• Dataset records:
::::

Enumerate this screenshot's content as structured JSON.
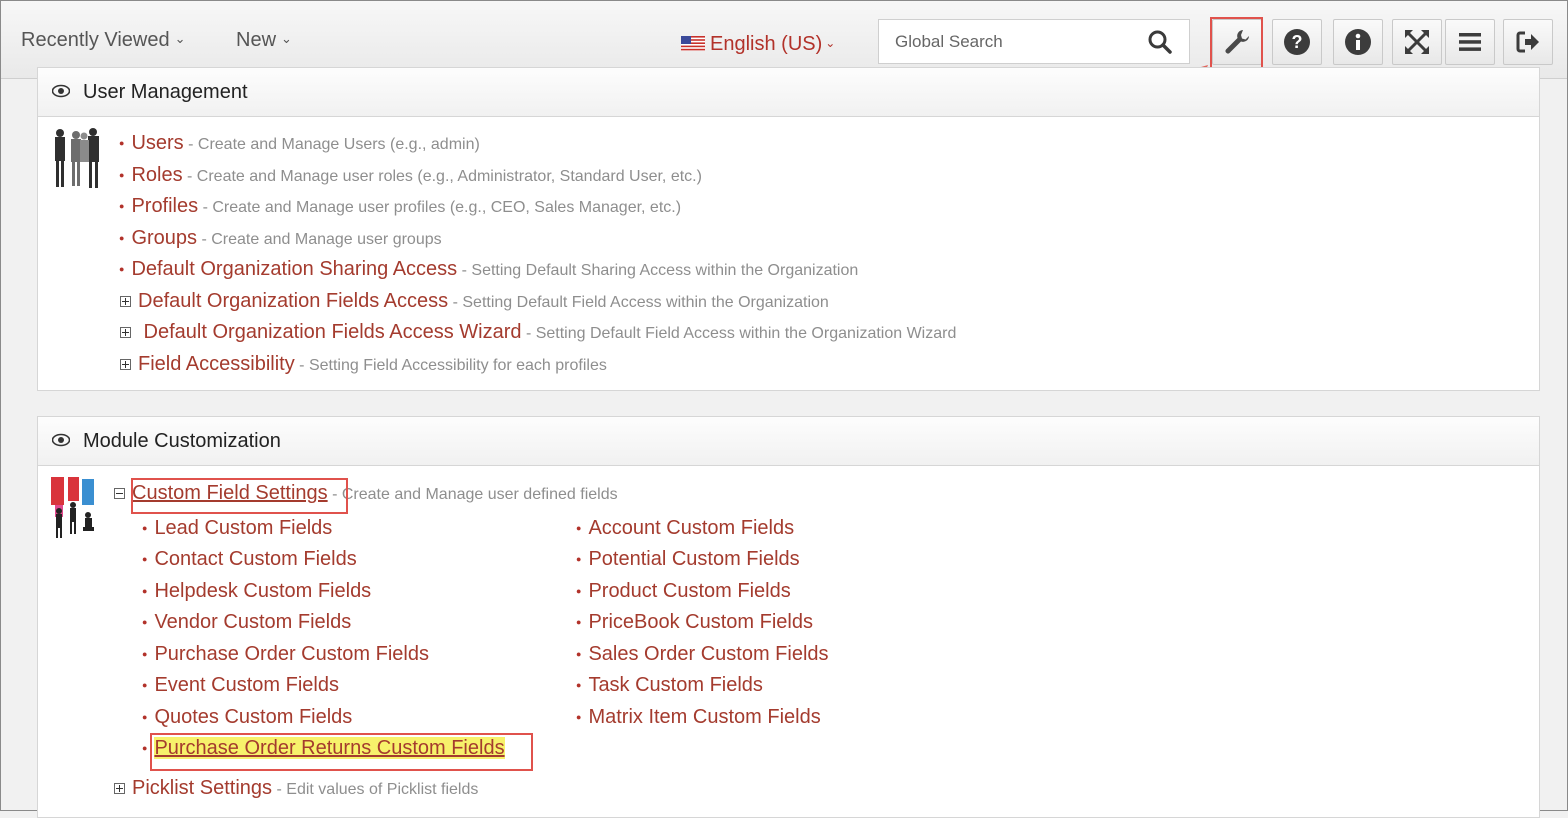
{
  "header": {
    "recently_viewed": "Recently Viewed",
    "new_label": "New",
    "language": "English (US)",
    "search_placeholder": "Global Search"
  },
  "user_management": {
    "title": "User Management",
    "items": [
      {
        "label": "Users",
        "desc": " - Create and Manage Users (e.g., admin)"
      },
      {
        "label": "Roles",
        "desc": " - Create and Manage user roles (e.g., Administrator, Standard User, etc.)"
      },
      {
        "label": "Profiles",
        "desc": " - Create and Manage user profiles (e.g., CEO, Sales Manager, etc.)"
      },
      {
        "label": "Groups",
        "desc": " - Create and Manage user groups"
      },
      {
        "label": "Default Organization Sharing Access",
        "desc": " - Setting Default Sharing Access within the Organization"
      },
      {
        "label": "Default Organization Fields Access",
        "desc": " - Setting Default Field Access within the Organization"
      },
      {
        "label": " Default Organization Fields Access Wizard",
        "desc": " - Setting Default Field Access within the Organization Wizard"
      },
      {
        "label": "Field Accessibility",
        "desc": " - Setting Field Accessibility for each profiles"
      }
    ]
  },
  "module_customization": {
    "title": "Module Customization",
    "custom_field_settings": {
      "label": "Custom Field Settings",
      "desc": " - Create and Manage user defined fields"
    },
    "left_fields": [
      "Lead Custom Fields",
      "Contact Custom Fields",
      "Helpdesk Custom Fields",
      "Vendor Custom Fields",
      "Purchase Order Custom Fields",
      "Event Custom Fields",
      "Quotes Custom Fields",
      "Purchase Order Returns Custom Fields"
    ],
    "right_fields": [
      "Account Custom Fields",
      "Potential Custom Fields",
      "Product Custom Fields",
      "PriceBook Custom Fields",
      "Sales Order Custom Fields",
      "Task Custom Fields",
      "Matrix Item Custom Fields"
    ],
    "picklist": {
      "label": "Picklist Settings",
      "desc": " - Edit values of Picklist fields"
    }
  },
  "colors": {
    "link": "#a43b2e",
    "highlight_border": "#e0524c",
    "highlight_fill": "#f7f26b"
  }
}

::::

• Exercise: Skip every picture and transcribe the data above exactly.

• Response:
Enumerate this screenshot's content as structured JSON.
{
  "header": {
    "recently_viewed": "Recently Viewed",
    "new_label": "New",
    "language": "English (US)",
    "search_placeholder": "Global Search"
  },
  "user_management": {
    "title": "User Management",
    "items": [
      {
        "label": "Users",
        "desc": " - Create and Manage Users (e.g., admin)"
      },
      {
        "label": "Roles",
        "desc": " - Create and Manage user roles (e.g., Administrator, Standard User, etc.)"
      },
      {
        "label": "Profiles",
        "desc": " - Create and Manage user profiles (e.g., CEO, Sales Manager, etc.)"
      },
      {
        "label": "Groups",
        "desc": " - Create and Manage user groups"
      },
      {
        "label": "Default Organization Sharing Access",
        "desc": " - Setting Default Sharing Access within the Organization"
      },
      {
        "label": "Default Organization Fields Access",
        "desc": " - Setting Default Field Access within the Organization"
      },
      {
        "label": " Default Organization Fields Access Wizard",
        "desc": " - Setting Default Field Access within the Organization Wizard"
      },
      {
        "label": "Field Accessibility",
        "desc": " - Setting Field Accessibility for each profiles"
      }
    ]
  },
  "module_customization": {
    "title": "Module Customization",
    "custom_field_settings": {
      "label": "Custom Field Settings",
      "desc": " - Create and Manage user defined fields"
    },
    "left_fields": [
      "Lead Custom Fields",
      "Contact Custom Fields",
      "Helpdesk Custom Fields",
      "Vendor Custom Fields",
      "Purchase Order Custom Fields",
      "Event Custom Fields",
      "Quotes Custom Fields",
      "Purchase Order Returns Custom Fields"
    ],
    "right_fields": [
      "Account Custom Fields",
      "Potential Custom Fields",
      "Product Custom Fields",
      "PriceBook Custom Fields",
      "Sales Order Custom Fields",
      "Task Custom Fields",
      "Matrix Item Custom Fields"
    ],
    "picklist": {
      "label": "Picklist Settings",
      "desc": " - Edit values of Picklist fields"
    }
  },
  "colors": {
    "link": "#a43b2e",
    "highlight_border": "#e0524c",
    "highlight_fill": "#f7f26b"
  }
}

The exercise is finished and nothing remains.